### Stated problem
Your answer should be a single number: the count of lines that include the word "квартал".

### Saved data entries
————
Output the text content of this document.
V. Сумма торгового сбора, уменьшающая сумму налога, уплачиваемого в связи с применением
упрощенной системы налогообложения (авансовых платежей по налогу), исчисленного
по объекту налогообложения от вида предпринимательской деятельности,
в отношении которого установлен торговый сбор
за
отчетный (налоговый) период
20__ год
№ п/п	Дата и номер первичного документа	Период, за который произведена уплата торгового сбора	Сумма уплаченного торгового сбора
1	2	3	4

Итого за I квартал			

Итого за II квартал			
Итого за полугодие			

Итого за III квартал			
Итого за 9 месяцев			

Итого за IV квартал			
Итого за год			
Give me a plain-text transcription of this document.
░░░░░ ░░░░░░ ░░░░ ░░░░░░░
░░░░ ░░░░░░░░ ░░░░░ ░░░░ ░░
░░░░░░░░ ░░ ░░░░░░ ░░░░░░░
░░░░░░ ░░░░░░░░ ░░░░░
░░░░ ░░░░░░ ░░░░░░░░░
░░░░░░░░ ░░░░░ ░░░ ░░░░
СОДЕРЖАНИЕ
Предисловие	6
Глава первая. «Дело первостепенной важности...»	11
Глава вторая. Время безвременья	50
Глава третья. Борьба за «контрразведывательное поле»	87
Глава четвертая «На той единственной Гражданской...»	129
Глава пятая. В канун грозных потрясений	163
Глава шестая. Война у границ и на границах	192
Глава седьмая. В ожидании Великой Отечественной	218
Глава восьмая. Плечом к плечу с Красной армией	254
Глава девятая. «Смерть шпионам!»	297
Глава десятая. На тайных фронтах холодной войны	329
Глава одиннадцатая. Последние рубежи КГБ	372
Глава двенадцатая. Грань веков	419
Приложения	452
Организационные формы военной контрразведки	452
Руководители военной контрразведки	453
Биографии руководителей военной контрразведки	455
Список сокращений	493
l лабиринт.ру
————
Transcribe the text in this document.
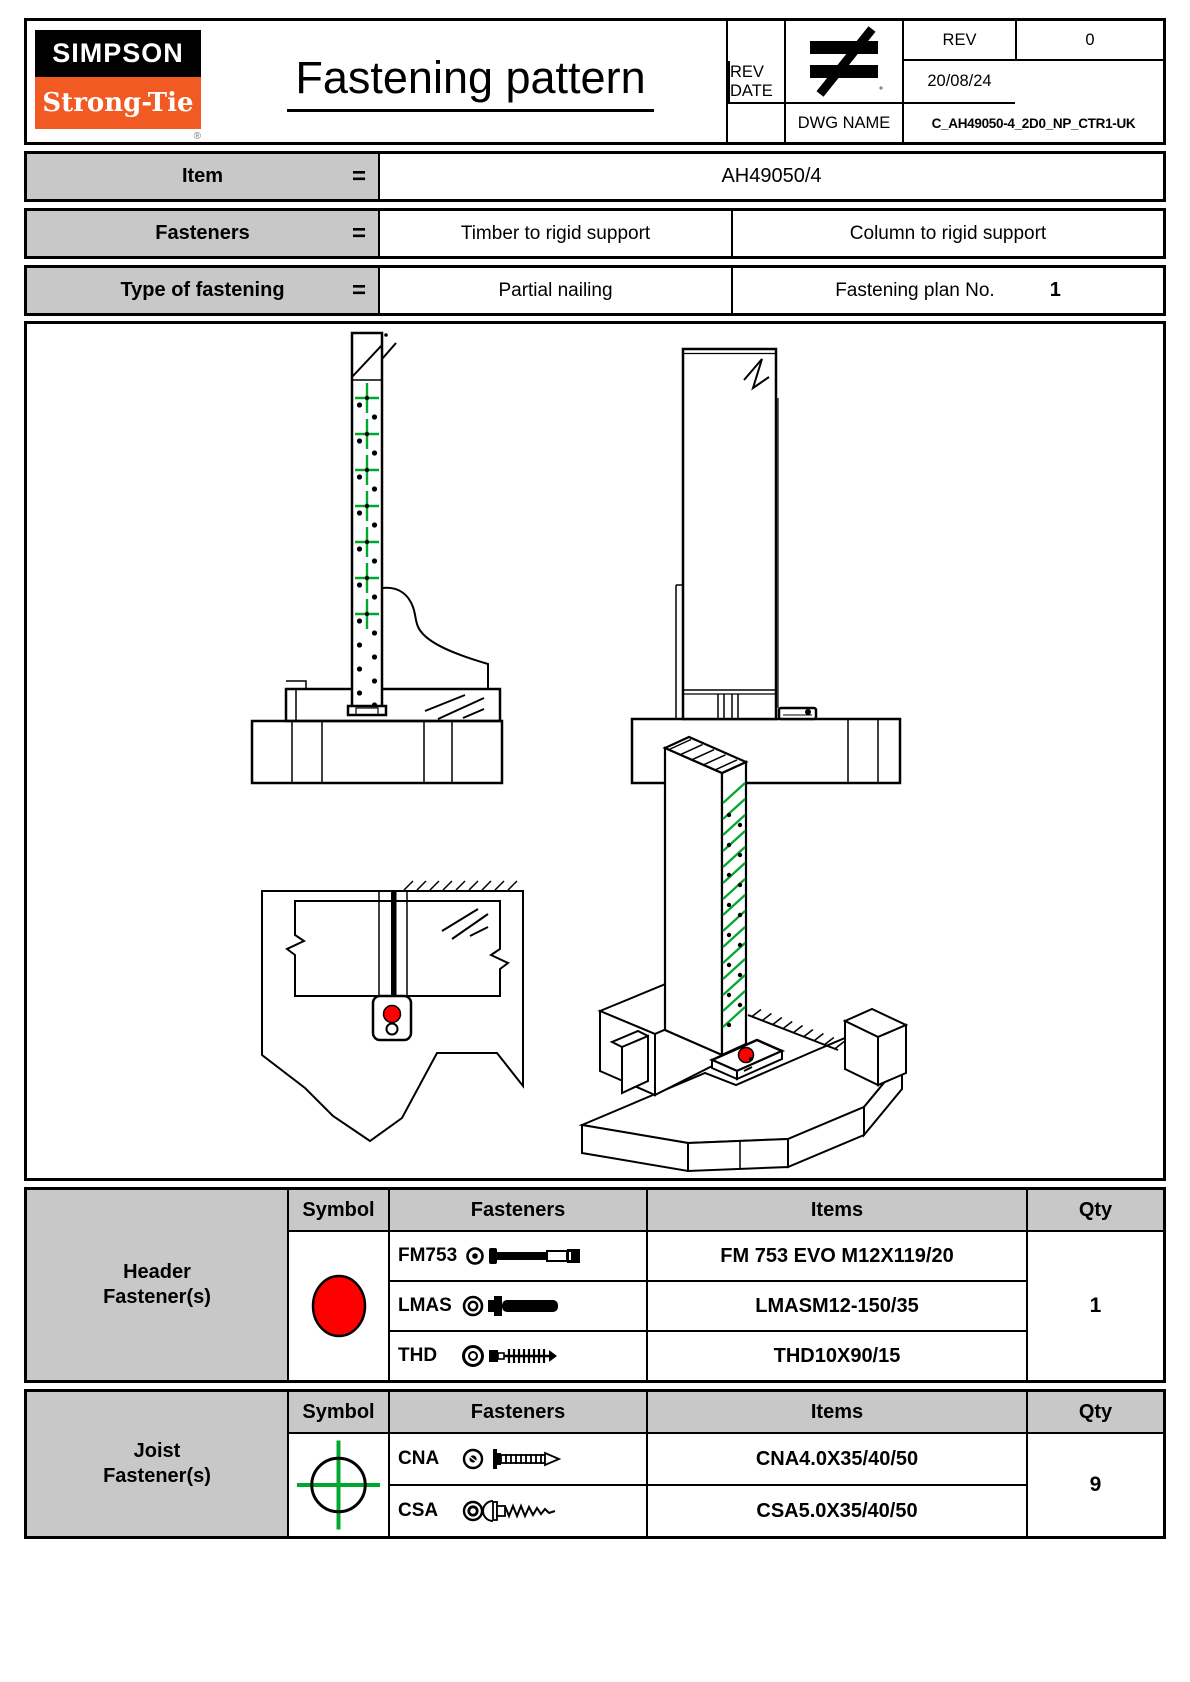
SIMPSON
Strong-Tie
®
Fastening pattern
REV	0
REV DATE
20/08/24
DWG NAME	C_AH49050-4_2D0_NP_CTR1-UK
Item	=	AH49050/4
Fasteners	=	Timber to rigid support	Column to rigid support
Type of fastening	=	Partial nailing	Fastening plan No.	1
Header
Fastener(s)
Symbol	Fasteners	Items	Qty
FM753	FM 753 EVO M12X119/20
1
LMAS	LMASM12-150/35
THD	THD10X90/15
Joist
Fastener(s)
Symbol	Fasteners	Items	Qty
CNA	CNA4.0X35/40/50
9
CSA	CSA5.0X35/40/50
————
### Result for this task
4